◆ **PROVIDED TEXT**
<<<<

T.I.C. wholeheartedly supports any viable due diligence scheme capable of meeting the comprehensive requirements of both the tantalum industry and its customers
LASNE, BRUSSELS, BELGIUM, May 18, 2022 /EINPresswire.com/ — A recent report Global Witness focused on shortcomings in the ITSCI due diligence programme. The T.I.C. maintains that there are no perfect schemes, due diligence or otherwise, and only with time, self-scrutiny and best practices’ development are opportunities for improvement identified and implemented. The fact that a report may find instances where bad-actors found their way around the system does not negate the significant positive impacts that the ITSCI scheme has made on the lives of artisanal miners; or the fact that it remains the best available programme, as determined member usage, for assisting those who want to comply with the OECD Guidance. These points were not sufficiently highlighted in the report.
In the report, Global Witness also suggests that the ITSCI scheme has facilitated both the smuggling of DRC mineral resources through Rwanda, during the early days of the scheme, as well as the smuggling of DRC material within the Congo from non-certified mines to certified mines, as of late. The report unfortunately fails to point out that such a rigorous programme brings an increased risk of smuggling due to the fact that qualified material is much more valuable than unqualified. To negate the positive effort and outcomes of that effort was a serious oversight, and to impugn the original intent was unprofessional, unnecessary and inflammatory. The T.I.C. vehemently denies any nefarious intent, on its part, in support of the early development and implementation of the ITSCI scheme.

>>>>

◆ **ACTIONS TO TAKE**
1) In the press release, which organization wrote the report on the ITSCI due diligence programme?
2) According to the press release, why does a rigorous programme like ITSCI bring an increased risk of smuggling?
3) List every word the press release uses to characterize the act of impugning the original intent of the ITSCI scheme.

◆ **PROVIDED MATERIAL**
<<<<

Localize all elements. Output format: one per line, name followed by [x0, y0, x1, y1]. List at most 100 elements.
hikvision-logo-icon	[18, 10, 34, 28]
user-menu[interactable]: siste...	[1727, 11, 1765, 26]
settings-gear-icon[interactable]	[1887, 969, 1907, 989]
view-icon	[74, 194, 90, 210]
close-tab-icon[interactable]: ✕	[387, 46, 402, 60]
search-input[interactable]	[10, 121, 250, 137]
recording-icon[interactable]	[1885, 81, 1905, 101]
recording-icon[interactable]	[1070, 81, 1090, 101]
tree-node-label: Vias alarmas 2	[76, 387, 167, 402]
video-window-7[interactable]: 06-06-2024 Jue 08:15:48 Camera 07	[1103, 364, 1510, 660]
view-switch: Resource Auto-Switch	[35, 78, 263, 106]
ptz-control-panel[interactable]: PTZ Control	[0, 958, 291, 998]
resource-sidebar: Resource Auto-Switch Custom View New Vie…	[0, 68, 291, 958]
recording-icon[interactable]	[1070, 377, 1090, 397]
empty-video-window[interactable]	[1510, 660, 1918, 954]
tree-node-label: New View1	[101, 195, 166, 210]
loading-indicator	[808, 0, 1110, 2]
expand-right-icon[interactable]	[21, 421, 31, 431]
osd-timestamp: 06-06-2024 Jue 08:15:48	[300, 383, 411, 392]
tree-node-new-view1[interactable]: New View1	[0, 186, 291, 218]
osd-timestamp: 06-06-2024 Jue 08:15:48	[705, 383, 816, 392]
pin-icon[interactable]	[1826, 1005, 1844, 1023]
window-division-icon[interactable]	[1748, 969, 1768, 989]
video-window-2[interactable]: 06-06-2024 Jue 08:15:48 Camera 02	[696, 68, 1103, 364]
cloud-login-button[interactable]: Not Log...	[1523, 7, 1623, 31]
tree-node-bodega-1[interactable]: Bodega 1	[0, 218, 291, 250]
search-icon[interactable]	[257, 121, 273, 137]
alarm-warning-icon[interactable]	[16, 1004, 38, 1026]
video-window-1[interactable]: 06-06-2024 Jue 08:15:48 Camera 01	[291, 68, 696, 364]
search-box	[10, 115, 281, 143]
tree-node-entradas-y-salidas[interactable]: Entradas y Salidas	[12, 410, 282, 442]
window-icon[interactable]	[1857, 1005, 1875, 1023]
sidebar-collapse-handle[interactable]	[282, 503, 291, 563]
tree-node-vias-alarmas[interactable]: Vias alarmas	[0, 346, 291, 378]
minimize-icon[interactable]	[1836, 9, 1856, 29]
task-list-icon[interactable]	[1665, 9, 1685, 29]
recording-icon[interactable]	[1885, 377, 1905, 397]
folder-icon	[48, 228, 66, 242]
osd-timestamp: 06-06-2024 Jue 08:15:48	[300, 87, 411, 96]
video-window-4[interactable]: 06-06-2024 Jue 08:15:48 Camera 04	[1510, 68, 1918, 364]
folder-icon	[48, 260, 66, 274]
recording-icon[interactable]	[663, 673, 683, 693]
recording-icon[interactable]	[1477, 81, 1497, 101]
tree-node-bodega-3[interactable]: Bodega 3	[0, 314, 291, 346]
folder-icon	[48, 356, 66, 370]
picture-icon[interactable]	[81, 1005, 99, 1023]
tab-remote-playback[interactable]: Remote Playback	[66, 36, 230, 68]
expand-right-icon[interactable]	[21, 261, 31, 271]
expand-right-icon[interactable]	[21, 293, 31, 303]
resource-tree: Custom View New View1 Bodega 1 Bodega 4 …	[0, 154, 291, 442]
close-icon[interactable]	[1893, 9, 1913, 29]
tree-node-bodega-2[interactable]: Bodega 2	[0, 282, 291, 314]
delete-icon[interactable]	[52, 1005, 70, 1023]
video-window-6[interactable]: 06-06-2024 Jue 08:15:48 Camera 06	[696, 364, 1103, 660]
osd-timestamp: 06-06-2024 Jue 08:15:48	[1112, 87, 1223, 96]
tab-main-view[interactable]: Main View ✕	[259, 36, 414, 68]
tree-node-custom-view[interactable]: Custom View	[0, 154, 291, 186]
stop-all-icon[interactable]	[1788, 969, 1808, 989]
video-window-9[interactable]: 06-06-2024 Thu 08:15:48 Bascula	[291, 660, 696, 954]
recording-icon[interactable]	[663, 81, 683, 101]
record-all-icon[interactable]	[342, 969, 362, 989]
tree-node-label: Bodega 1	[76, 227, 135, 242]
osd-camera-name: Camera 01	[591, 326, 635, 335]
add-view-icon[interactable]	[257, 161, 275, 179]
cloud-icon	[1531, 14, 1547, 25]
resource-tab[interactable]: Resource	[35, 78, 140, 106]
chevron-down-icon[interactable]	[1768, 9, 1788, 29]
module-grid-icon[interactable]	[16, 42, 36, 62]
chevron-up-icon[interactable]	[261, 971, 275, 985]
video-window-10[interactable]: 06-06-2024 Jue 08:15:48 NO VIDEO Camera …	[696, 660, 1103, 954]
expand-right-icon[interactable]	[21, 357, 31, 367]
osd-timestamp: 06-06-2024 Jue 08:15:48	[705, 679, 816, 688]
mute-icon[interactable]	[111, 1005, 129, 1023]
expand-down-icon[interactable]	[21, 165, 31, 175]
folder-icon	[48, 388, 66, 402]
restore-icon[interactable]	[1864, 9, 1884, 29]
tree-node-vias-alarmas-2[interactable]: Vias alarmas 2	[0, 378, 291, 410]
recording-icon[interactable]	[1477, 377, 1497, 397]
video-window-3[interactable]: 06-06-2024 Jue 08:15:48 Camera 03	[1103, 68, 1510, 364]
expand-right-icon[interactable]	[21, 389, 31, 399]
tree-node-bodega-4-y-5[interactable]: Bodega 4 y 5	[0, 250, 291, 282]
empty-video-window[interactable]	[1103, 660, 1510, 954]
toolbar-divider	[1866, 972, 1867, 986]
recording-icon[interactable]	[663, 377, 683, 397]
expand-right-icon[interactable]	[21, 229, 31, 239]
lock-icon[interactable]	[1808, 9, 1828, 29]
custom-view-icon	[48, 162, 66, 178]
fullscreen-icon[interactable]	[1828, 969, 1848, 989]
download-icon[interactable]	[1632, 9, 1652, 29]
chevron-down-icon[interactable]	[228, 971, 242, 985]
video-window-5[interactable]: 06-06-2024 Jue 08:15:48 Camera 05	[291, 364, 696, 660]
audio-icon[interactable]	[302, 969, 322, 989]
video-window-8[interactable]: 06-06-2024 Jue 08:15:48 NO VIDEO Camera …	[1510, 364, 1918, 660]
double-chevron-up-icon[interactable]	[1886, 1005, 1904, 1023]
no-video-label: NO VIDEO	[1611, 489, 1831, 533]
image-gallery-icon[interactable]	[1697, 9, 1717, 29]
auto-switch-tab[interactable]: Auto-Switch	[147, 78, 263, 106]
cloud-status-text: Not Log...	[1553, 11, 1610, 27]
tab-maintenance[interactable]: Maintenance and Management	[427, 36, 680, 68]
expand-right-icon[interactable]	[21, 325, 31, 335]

>>>>

◆ **FULL ANSWERS**
1) Global Witness

2) Qualified material is much more valuable than unqualified material, which raises the incentive to smuggle.

3) Unprofessional, unnecessary, inflammatory